[SHORT PROBLEM] Print out each record below, unaltered and complete, without its images.

[EXERCISE MATERIALS]
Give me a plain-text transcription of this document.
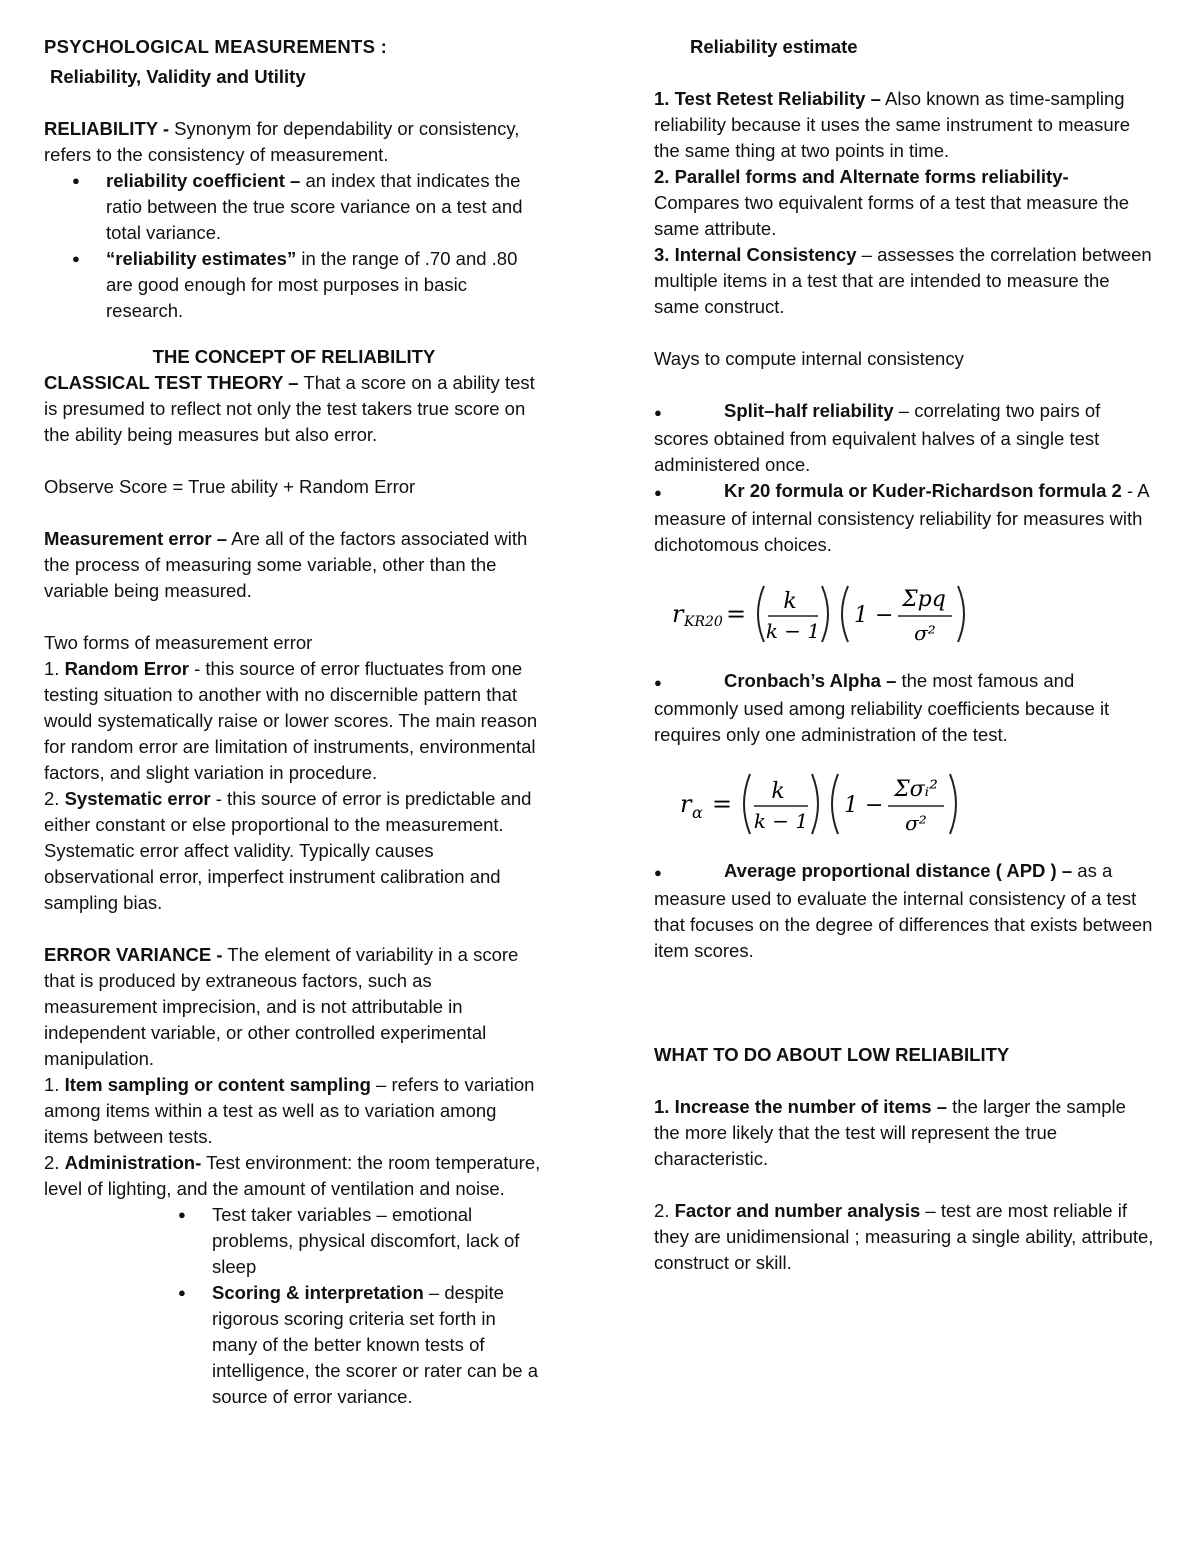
PSYCHOLOGICAL MEASUREMENTS :

Reliability, Validity and Utility

RELIABILITY - Synonym for dependability or consistency, refers to the consistency of measurement.

● reliability coefficient – an index that indicates the ratio between the true score variance on a test and total variance.
● “reliability estimates” in the range of .70 and .80 are good enough for most purposes in basic research.

THE CONCEPT OF RELIABILITY

CLASSICAL TEST THEORY – That a score on a ability test is presumed to reflect not only the test takers true score on the ability being measures but also error.

Observe Score = True ability + Random Error

Measurement error – Are all of the factors associated with the process of measuring some variable, other than the variable being measured.

Two forms of measurement error

1. Random Error - this source of error fluctuates from one testing situation to another with no discernible pattern that would systematically raise or lower scores. The main reason for random error are limitation of instruments, environmental factors, and slight variation in procedure.

2. Systematic error - this source of error is predictable and either constant or else proportional to the measurement. Systematic error affect validity. Typically causes observational error, imperfect instrument calibration and sampling bias.

ERROR VARIANCE - The element of variability in a score that is produced by extraneous factors, such as measurement imprecision, and is not attributable in independent variable, or other controlled experimental manipulation.

1. Item sampling or content sampling – refers to variation among items within a test as well as to variation among items between tests.

2. Administration- Test environment: the room temperature, level of lighting, and the amount of ventilation and noise.

● Test taker variables – emotional problems, physical discomfort, lack of sleep
● Scoring & interpretation – despite rigorous scoring criteria set forth in many of the better known tests of intelligence, the scorer or rater can be a source of error variance.

Reliability estimate

1. Test Retest Reliability – Also known as time-sampling reliability because it uses the same instrument to measure the same thing at two points in time.

2. Parallel forms and Alternate forms reliability- Compares two equivalent forms of a test that measure the same attribute.

3. Internal Consistency – assesses the correlation between multiple items in a test that are intended to measure the same construct.

Ways to compute internal consistency

●	Split–half reliability – correlating two pairs of scores obtained from equivalent halves of a single test administered once.

●	Kr 20 formula or Kuder-Richardson formula 2 - A measure of internal consistency reliability for measures with dichotomous choices.

r KR20 = k
k − 1
1 −
Σpq
σ²

●	Cronbach’s Alpha – the most famous and commonly used among reliability coefficients because it requires only one administration of the test.

r α = k
k − 1
1 −
Σσᵢ²
σ²

●	Average proportional distance ( APD ) – as a measure used to evaluate the internal consistency of a test that focuses on the degree of differences that exists between item scores.

WHAT TO DO ABOUT LOW RELIABILITY

1. Increase the number of items – the larger the sample the more likely that the test will represent the true characteristic.

2. Factor and number analysis – test are most reliable if they are unidimensional ; measuring a single ability, attribute, construct or skill.
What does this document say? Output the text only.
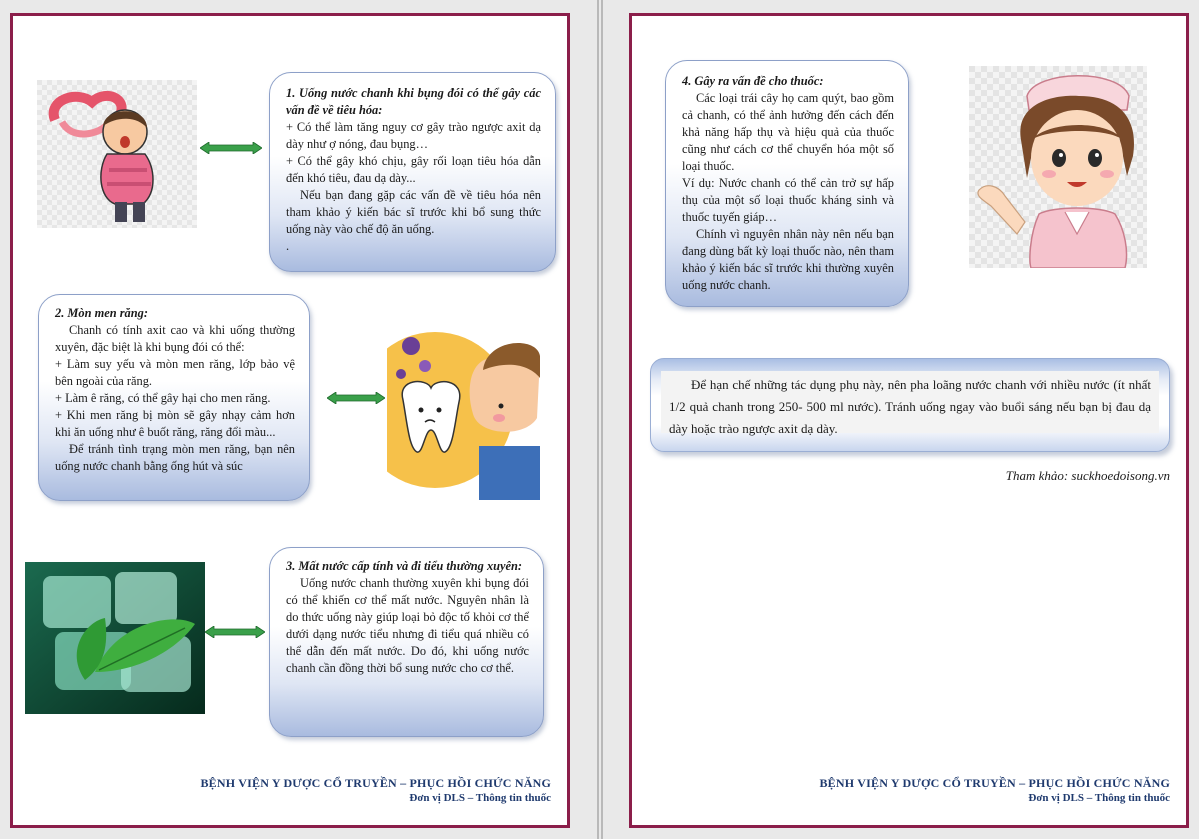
1. Uống nước chanh khi bụng đói có thể gây các vấn đề về tiêu hóa:

+ Có thể làm tăng nguy cơ gây trào ngược axit dạ dày như ợ nóng, đau bụng…

+ Có thể gây khó chịu, gây rối loạn tiêu hóa dẫn đến khó tiêu, đau dạ dày...

Nếu bạn đang gặp các vấn đề về tiêu hóa nên tham khảo ý kiến bác sĩ trước khi bổ sung thức uống này vào chế độ ăn uống.

.

2. Mòn men răng:

Chanh có tính axit cao và khi uống thường xuyên, đặc biệt là khi bụng đói có thể:

+ Làm suy yếu và mòn men răng, lớp bảo vệ bên ngoài của răng.

+ Làm ê răng, có thể gây hại cho men răng.

+ Khi men răng bị mòn sẽ gây nhạy cảm hơn khi ăn uống như ê buốt răng, răng đổi màu...

Để tránh tình trạng mòn men răng, bạn nên uống nước chanh bằng ống hút và súc

3. Mất nước cấp tính và đi tiểu thường xuyên:

Uống nước chanh thường xuyên khi bụng đói có thể khiến cơ thể mất nước. Nguyên nhân là do thức uống này giúp loại bỏ độc tố khỏi cơ thể dưới dạng nước tiểu nhưng đi tiểu quá nhiều có thể dẫn đến mất nước. Do đó, khi uống nước chanh cần đồng thời bổ sung nước cho cơ thể.

BỆNH VIỆN Y DƯỢC CỔ TRUYỀN – PHỤC HỒI CHỨC NĂNG
Đơn vị DLS – Thông tin thuốc

4. Gây ra vấn đề cho thuốc:

Các loại trái cây họ cam quýt, bao gồm cả chanh, có thể ảnh hưởng đến cách đến khả năng hấp thụ và hiệu quả của thuốc cũng như cách cơ thể chuyển hóa một số loại thuốc.

Ví dụ: Nước chanh có thể cản trở sự hấp thụ của một số loại thuốc kháng sinh và thuốc tuyến giáp…

Chính vì nguyên nhân này nên nếu bạn đang dùng bất kỳ loại thuốc nào, nên tham khảo ý kiến bác sĩ trước khi thường xuyên uống nước chanh.

Để hạn chế những tác dụng phụ này, nên pha loãng nước chanh với nhiều nước (ít nhất 1/2 quả chanh trong 250- 500 ml nước). Tránh uống ngay vào buổi sáng nếu bạn bị đau dạ dày hoặc trào ngược axit dạ dày.
Tham khảo: suckhoedoisong.vn
BỆNH VIỆN Y DƯỢC CỔ TRUYỀN – PHỤC HỒI CHỨC NĂNG
Đơn vị DLS – Thông tin thuốc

[RESULT FOR THIS EXERCISE]
Give me a plain-text transcription of this document.
PSYCHOLOGICAL MEASUREMENTS :

Reliability, Validity and Utility

RELIABILITY - Synonym for dependability or consistency, refers to the consistency of measurement.

● reliability coefficient – an index that indicates the ratio between the true score variance on a test and total variance.
● “reliability estimates” in the range of .70 and .80 are good enough for most purposes in basic research.

THE CONCEPT OF RELIABILITY

CLASSICAL TEST THEORY – That a score on a ability test is presumed to reflect not only the test takers true score on the ability being measures but also error.

Observe Score = True ability + Random Error

Measurement error – Are all of the factors associated with the process of measuring some variable, other than the variable being measured.

Two forms of measurement error

1. Random Error - this source of error fluctuates from one testing situation to another with no discernible pattern that would systematically raise or lower scores. The main reason for random error are limitation of instruments, environmental factors, and slight variation in procedure.

2. Systematic error - this source of error is predictable and either constant or else proportional to the measurement. Systematic error affect validity. Typically causes observational error, imperfect instrument calibration and sampling bias.

ERROR VARIANCE - The element of variability in a score that is produced by extraneous factors, such as measurement imprecision, and is not attributable in independent variable, or other controlled experimental manipulation.

1. Item sampling or content sampling – refers to variation among items within a test as well as to variation among items between tests.

2. Administration- Test environment: the room temperature, level of lighting, and the amount of ventilation and noise.

● Test taker variables – emotional problems, physical discomfort, lack of sleep
● Scoring & interpretation – despite rigorous scoring criteria set forth in many of the better known tests of intelligence, the scorer or rater can be a source of error variance.

Reliability estimate

1. Test Retest Reliability – Also known as time-sampling reliability because it uses the same instrument to measure the same thing at two points in time.

2. Parallel forms and Alternate forms reliability- Compares two equivalent forms of a test that measure the same attribute.

3. Internal Consistency – assesses the correlation between multiple items in a test that are intended to measure the same construct.

Ways to compute internal consistency

●	Split–half reliability – correlating two pairs of scores obtained from equivalent halves of a single test administered once.

●	Kr 20 formula or Kuder-Richardson formula 2 - A measure of internal consistency reliability for measures with dichotomous choices.

r KR20 = k
k − 1
1 −
Σpq
σ²

●	Cronbach’s Alpha – the most famous and commonly used among reliability coefficients because it requires only one administration of the test.

r α = k
k − 1
1 −
Σσᵢ²
σ²

●	Average proportional distance ( APD ) – as a measure used to evaluate the internal consistency of a test that focuses on the degree of differences that exists between item scores.

WHAT TO DO ABOUT LOW RELIABILITY

1. Increase the number of items – the larger the sample the more likely that the test will represent the true characteristic.

2. Factor and number analysis – test are most reliable if they are unidimensional ; measuring a single ability, attribute, construct or skill.
What does this document say? Output the text only.
1. Uống nước chanh khi bụng đói có thể gây các vấn đề về tiêu hóa:

+ Có thể làm tăng nguy cơ gây trào ngược axit dạ dày như ợ nóng, đau bụng…

+ Có thể gây khó chịu, gây rối loạn tiêu hóa dẫn đến khó tiêu, đau dạ dày...

Nếu bạn đang gặp các vấn đề về tiêu hóa nên tham khảo ý kiến bác sĩ trước khi bổ sung thức uống này vào chế độ ăn uống.

.

2. Mòn men răng:

Chanh có tính axit cao và khi uống thường xuyên, đặc biệt là khi bụng đói có thể:

+ Làm suy yếu và mòn men răng, lớp bảo vệ bên ngoài của răng.

+ Làm ê răng, có thể gây hại cho men răng.

+ Khi men răng bị mòn sẽ gây nhạy cảm hơn khi ăn uống như ê buốt răng, răng đổi màu...

Để tránh tình trạng mòn men răng, bạn nên uống nước chanh bằng ống hút và súc

3. Mất nước cấp tính và đi tiểu thường xuyên:

Uống nước chanh thường xuyên khi bụng đói có thể khiến cơ thể mất nước. Nguyên nhân là do thức uống này giúp loại bỏ độc tố khỏi cơ thể dưới dạng nước tiểu nhưng đi tiểu quá nhiều có thể dẫn đến mất nước. Do đó, khi uống nước chanh cần đồng thời bổ sung nước cho cơ thể.

BỆNH VIỆN Y DƯỢC CỔ TRUYỀN – PHỤC HỒI CHỨC NĂNG
Đơn vị DLS – Thông tin thuốc

4. Gây ra vấn đề cho thuốc:

Các loại trái cây họ cam quýt, bao gồm cả chanh, có thể ảnh hưởng đến cách đến khả năng hấp thụ và hiệu quả của thuốc cũng như cách cơ thể chuyển hóa một số loại thuốc.

Ví dụ: Nước chanh có thể cản trở sự hấp thụ của một số loại thuốc kháng sinh và thuốc tuyến giáp…

Chính vì nguyên nhân này nên nếu bạn đang dùng bất kỳ loại thuốc nào, nên tham khảo ý kiến bác sĩ trước khi thường xuyên uống nước chanh.

Để hạn chế những tác dụng phụ này, nên pha loãng nước chanh với nhiều nước (ít nhất 1/2 quả chanh trong 250- 500 ml nước). Tránh uống ngay vào buổi sáng nếu bạn bị đau dạ dày hoặc trào ngược axit dạ dày.
Tham khảo: suckhoedoisong.vn
BỆNH VIỆN Y DƯỢC CỔ TRUYỀN – PHỤC HỒI CHỨC NĂNG
Đơn vị DLS – Thông tin thuốc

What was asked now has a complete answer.